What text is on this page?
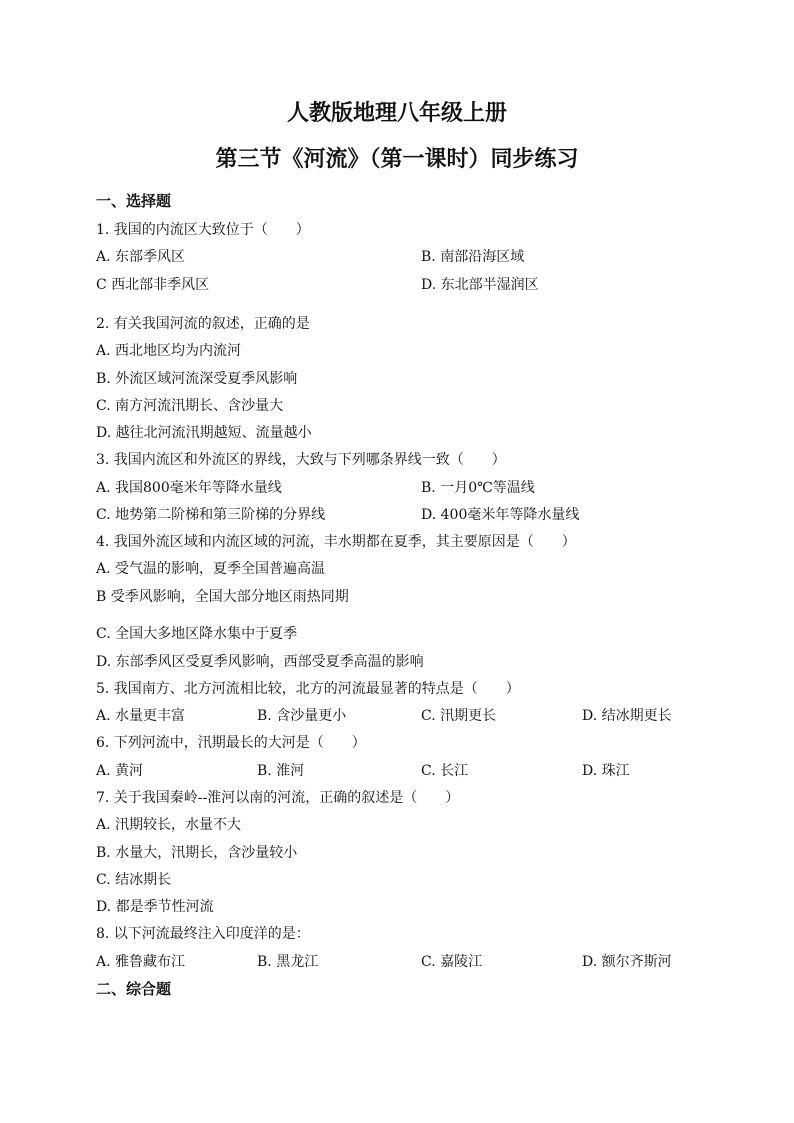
人教版地理八年级上册
第三节《河流》（第一课时）同步练习
一、选择题
1. 我国的内流区大致位于（　　）
A. 东部季风区	B. 南部沿海区域
C 西北部非季风区	D. 东北部半湿润区
2. 有关我国河流的叙述，正确的是
A. 西北地区均为内流河
B. 外流区域河流深受夏季风影响
C. 南方河流汛期长、含沙量大
D. 越往北河流汛期越短、流量越小
3. 我国内流区和外流区的界线，大致与下列哪条界线一致（　　）
A. 我国800毫米年等降水量线	B. 一月0℃等温线
C. 地势第二阶梯和第三阶梯的分界线	D. 400毫米年等降水量线
4. 我国外流区域和内流区域的河流，丰水期都在夏季，其主要原因是（　　）
A. 受气温的影响，夏季全国普遍高温
B 受季风影响，全国大部分地区雨热同期
C. 全国大多地区降水集中于夏季
D. 东部季风区受夏季风影响，西部受夏季高温的影响
5. 我国南方、北方河流相比较，北方的河流最显著的特点是（　　）
A. 水量更丰富	B. 含沙量更小	C. 汛期更长	D. 结冰期更长
6. 下列河流中，汛期最长的大河是（　　）
A. 黄河	B. 淮河	C. 长江	D. 珠江
7. 关于我国秦岭--淮河以南的河流，正确的叙述是（　　）
A. 汛期较长，水量不大
B. 水量大，汛期长，含沙量较小
C. 结冰期长
D. 都是季节性河流
8. 以下河流最终注入印度洋的是：
A. 雅鲁藏布江	B. 黑龙江	C. 嘉陵江	D. 额尔齐斯河
二、综合题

GIVEN TASK:
Repeat all of the entries word for word, but omit the pictures.

TASK RESPONSE:
What text is on this page?
人教版地理八年级上册
第三节《河流》（第一课时）同步练习
一、选择题
1. 我国的内流区大致位于（　　）
A. 东部季风区	B. 南部沿海区域
C 西北部非季风区	D. 东北部半湿润区
2. 有关我国河流的叙述，正确的是
A. 西北地区均为内流河
B. 外流区域河流深受夏季风影响
C. 南方河流汛期长、含沙量大
D. 越往北河流汛期越短、流量越小
3. 我国内流区和外流区的界线，大致与下列哪条界线一致（　　）
A. 我国800毫米年等降水量线	B. 一月0℃等温线
C. 地势第二阶梯和第三阶梯的分界线	D. 400毫米年等降水量线
4. 我国外流区域和内流区域的河流，丰水期都在夏季，其主要原因是（　　）
A. 受气温的影响，夏季全国普遍高温
B 受季风影响，全国大部分地区雨热同期
C. 全国大多地区降水集中于夏季
D. 东部季风区受夏季风影响，西部受夏季高温的影响
5. 我国南方、北方河流相比较，北方的河流最显著的特点是（　　）
A. 水量更丰富	B. 含沙量更小	C. 汛期更长	D. 结冰期更长
6. 下列河流中，汛期最长的大河是（　　）
A. 黄河	B. 淮河	C. 长江	D. 珠江
7. 关于我国秦岭--淮河以南的河流，正确的叙述是（　　）
A. 汛期较长，水量不大
B. 水量大，汛期长，含沙量较小
C. 结冰期长
D. 都是季节性河流
8. 以下河流最终注入印度洋的是：
A. 雅鲁藏布江	B. 黑龙江	C. 嘉陵江	D. 额尔齐斯河
二、综合题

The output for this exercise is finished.